**Aim:** Pull out every line below containing the word "name".

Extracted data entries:
++++
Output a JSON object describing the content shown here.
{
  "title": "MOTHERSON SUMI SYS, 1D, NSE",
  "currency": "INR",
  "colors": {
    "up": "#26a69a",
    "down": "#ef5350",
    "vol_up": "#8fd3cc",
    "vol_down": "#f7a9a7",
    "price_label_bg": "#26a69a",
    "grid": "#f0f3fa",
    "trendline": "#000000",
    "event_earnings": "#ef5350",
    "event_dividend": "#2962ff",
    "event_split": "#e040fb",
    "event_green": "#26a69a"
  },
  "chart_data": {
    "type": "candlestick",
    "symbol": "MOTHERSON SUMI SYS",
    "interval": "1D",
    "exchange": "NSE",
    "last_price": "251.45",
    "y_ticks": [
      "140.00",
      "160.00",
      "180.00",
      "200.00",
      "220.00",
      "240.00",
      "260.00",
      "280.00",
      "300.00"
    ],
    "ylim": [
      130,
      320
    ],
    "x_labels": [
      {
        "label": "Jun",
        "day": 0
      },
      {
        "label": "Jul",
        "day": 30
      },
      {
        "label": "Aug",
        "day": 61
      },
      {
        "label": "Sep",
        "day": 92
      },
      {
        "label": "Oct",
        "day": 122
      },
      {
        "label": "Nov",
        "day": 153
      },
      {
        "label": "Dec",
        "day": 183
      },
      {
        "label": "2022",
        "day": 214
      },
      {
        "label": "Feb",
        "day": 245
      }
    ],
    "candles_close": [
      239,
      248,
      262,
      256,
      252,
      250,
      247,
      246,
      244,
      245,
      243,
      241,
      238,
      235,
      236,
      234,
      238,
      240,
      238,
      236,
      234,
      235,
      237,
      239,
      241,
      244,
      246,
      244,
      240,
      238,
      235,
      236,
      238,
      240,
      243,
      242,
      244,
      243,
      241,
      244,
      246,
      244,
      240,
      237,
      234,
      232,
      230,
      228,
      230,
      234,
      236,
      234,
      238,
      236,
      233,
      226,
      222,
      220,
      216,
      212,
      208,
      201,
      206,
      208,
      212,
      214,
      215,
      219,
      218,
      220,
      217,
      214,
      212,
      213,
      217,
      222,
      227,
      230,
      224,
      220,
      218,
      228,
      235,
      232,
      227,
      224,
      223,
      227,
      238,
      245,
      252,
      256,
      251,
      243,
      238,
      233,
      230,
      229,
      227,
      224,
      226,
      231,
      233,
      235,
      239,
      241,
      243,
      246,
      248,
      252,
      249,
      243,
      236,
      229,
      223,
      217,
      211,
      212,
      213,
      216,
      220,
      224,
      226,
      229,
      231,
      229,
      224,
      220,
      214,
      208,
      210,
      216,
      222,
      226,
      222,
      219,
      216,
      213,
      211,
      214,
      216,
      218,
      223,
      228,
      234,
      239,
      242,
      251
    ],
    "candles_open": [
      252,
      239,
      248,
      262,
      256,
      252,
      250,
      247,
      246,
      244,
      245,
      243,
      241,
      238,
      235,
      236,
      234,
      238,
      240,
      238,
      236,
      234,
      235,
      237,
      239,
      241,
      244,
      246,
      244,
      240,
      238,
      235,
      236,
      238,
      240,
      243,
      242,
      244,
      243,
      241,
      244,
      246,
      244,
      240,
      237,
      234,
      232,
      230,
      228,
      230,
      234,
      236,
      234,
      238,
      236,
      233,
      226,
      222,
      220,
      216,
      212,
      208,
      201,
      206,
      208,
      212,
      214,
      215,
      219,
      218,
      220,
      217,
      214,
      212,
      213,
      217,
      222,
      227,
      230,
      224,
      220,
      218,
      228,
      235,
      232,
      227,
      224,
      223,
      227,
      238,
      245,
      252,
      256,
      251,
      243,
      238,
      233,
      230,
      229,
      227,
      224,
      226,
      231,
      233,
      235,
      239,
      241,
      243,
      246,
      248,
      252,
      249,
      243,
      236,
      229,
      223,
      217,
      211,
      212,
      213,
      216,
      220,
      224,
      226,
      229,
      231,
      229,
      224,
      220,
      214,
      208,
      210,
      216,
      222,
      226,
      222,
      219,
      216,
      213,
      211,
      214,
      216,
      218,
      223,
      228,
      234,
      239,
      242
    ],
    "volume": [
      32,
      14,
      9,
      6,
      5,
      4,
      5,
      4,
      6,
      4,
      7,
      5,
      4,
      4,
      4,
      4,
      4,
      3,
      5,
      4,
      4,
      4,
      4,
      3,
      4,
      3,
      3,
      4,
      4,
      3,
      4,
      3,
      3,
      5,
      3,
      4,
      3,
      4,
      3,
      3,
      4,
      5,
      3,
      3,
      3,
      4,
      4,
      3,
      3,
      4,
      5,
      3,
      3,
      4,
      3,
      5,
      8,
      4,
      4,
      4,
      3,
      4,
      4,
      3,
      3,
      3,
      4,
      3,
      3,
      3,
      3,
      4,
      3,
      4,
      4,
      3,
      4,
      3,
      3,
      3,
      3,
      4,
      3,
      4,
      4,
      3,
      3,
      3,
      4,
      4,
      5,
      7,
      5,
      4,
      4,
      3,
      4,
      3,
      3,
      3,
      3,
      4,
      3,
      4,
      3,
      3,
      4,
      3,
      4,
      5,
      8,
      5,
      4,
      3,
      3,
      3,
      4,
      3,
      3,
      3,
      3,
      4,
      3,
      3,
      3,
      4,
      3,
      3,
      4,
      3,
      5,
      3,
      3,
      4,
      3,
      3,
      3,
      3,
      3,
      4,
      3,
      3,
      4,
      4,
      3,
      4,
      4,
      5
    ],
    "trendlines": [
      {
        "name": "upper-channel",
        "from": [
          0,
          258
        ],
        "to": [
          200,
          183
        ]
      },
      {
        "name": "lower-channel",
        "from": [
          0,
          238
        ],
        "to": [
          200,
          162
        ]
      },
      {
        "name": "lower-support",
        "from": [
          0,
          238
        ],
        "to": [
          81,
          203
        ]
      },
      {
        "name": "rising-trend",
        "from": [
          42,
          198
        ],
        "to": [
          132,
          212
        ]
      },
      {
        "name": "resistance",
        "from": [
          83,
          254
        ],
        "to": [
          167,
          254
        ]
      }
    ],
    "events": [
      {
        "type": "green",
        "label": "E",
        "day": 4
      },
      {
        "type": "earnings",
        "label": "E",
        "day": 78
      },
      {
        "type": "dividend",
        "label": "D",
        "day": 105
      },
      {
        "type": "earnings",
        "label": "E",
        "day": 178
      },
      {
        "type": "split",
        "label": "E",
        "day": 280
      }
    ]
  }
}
++++
**Task response:**
        "name": "upper-channel",
        "name": "lower-channel",
        "name": "lower-support",
        "name": "rising-trend",
        "name": "resistance",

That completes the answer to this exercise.